- [What is required]
Across the entries below, how many lines contain the word "Total"? Give the number alone.

====== Records ======

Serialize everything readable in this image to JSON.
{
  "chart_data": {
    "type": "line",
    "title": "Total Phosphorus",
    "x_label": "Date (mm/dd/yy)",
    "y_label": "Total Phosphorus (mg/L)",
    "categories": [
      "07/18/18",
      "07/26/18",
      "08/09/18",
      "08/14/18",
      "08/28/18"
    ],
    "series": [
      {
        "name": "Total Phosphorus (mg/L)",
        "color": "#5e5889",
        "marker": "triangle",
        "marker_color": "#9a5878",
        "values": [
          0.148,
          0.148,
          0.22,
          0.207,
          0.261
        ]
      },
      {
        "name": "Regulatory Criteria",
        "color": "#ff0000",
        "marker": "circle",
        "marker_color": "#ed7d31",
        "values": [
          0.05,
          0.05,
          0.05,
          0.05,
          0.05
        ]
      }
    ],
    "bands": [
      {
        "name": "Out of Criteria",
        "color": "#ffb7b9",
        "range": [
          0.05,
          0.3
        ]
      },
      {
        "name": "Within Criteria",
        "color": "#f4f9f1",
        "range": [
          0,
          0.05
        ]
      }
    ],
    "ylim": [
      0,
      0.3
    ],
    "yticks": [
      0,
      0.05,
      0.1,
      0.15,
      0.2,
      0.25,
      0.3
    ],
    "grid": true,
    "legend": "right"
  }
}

======

- [Expected output]
3